─── Extract provided

Twenty-four people have died in U.S. Immigration and Customs Enforcement (ICE) custody since Donald Trump’s inauguration in January 2017. These deaths are not random or accidental. They are the result of government-inflicted human rights abuses that began with ICE’s establishment in 2003 and have only worsened since.
Roylán Hernández Díaz and his wife Yarelis Gutiérrez traveled from Cuba to Texas in May to seek asylum in the U.S., fearing Hernández Díaz’s persecution by the Cuban government. In June, ICE officials declared Hernández Díaz’s fear credible. The couple was detained afterward, but Gutiérrez was released within a month. ICE then sent Hernández Díaz to Richwood Correctional Center, a for-profit prison in rural Louisiana partnered with ICE, where he spent the next four months.
Hernández Díaz died in ICE custody on Oct. 15.

──────
─── Data under study

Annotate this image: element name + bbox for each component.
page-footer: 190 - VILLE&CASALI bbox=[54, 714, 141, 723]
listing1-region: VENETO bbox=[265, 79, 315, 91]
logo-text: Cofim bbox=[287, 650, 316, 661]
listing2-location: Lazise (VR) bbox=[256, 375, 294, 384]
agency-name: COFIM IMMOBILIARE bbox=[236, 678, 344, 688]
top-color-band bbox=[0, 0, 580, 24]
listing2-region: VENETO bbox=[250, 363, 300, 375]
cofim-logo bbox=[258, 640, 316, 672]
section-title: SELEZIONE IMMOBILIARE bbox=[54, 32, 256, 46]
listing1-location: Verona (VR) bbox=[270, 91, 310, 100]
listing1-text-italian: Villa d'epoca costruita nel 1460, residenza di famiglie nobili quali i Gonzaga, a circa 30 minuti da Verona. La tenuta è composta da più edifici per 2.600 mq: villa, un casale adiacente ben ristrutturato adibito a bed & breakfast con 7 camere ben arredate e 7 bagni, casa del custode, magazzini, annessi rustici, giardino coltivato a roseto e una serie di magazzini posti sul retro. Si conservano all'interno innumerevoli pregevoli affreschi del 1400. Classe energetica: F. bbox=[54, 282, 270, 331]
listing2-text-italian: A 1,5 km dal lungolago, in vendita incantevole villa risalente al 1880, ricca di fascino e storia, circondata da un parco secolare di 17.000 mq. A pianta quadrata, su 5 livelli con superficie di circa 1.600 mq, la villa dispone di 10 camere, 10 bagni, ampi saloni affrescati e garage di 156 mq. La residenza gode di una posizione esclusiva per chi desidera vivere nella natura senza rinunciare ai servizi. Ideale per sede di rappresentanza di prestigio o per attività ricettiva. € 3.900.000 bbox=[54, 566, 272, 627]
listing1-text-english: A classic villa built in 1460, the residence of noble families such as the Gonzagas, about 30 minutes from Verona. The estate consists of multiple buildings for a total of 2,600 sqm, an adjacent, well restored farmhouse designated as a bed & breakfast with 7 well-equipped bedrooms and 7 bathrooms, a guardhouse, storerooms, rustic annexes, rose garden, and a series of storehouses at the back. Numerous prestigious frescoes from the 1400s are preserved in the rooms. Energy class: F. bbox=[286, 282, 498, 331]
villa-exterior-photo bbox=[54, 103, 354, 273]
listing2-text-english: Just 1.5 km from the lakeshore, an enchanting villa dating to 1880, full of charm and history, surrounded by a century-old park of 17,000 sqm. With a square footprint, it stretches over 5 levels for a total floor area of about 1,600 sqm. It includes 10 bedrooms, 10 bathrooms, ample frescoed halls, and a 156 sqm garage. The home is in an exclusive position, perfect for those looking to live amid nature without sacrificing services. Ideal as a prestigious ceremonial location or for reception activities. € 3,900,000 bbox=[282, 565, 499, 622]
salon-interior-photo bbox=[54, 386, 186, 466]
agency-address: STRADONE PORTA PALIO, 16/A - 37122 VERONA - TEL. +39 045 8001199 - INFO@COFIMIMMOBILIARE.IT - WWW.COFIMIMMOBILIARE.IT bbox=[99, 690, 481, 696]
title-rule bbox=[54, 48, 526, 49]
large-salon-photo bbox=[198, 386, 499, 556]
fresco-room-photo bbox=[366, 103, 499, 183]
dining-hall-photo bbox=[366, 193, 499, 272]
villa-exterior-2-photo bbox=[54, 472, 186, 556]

──────

● Actions to take:
1 - Answer these questions from the ICE custody text.
(a) How many people does it say have died in ICE custody since Donald Trump's inauguration?
(b) In what month did ICE officials declare Hernández Díaz's fear credible?
(c) On what date did Hernández Díaz die in ICE custody?
2 - Reproduce the ICE custody text from "Twenty-four people have" to "next four months.", keeping every word and mark unchanged.
3 - For each statement, decide whether the ICE custody text supports it. Answer yes or no, and quote the words that settle it.
(a) ICE was established in 2003.
(b) Yarelis Gutiérrez stayed in detention for four months.
(c) Richwood Correctional Center is a for-profit prison in rural Louisiana.

● Task solutions:
1 -
(a) Twenty-four
(b) June
(c) Oct. 15

2 -
Twenty-four people have died in U.S. Immigration and Customs Enforcement (ICE) custody since Donald Trump’s inauguration in January 2017. These deaths are not random or accidental. They are the result of government-inflicted human rights abuses that began with ICE’s establishment in 2003 and have only worsened since.
Roylán Hernández Díaz and his wife Yarelis Gutiérrez traveled from Cuba to Texas in May to seek asylum in the U.S., fearing Hernández Díaz’s persecution by the Cuban government. In June, ICE officials declared Hernández Díaz’s fear credible. The couple was detained afterward, but Gutiérrez was released within a month. ICE then sent Hernández Díaz to Richwood Correctional Center, a for-profit prison in rural Louisiana partnered with ICE, where he spent the next four months.

3 -
(a) Yes: "ICE’s establishment in 2003"
(b) No: "Gutiérrez was released within a month"
(c) Yes: "Richwood Correctional Center, a for-profit prison in rural Louisiana"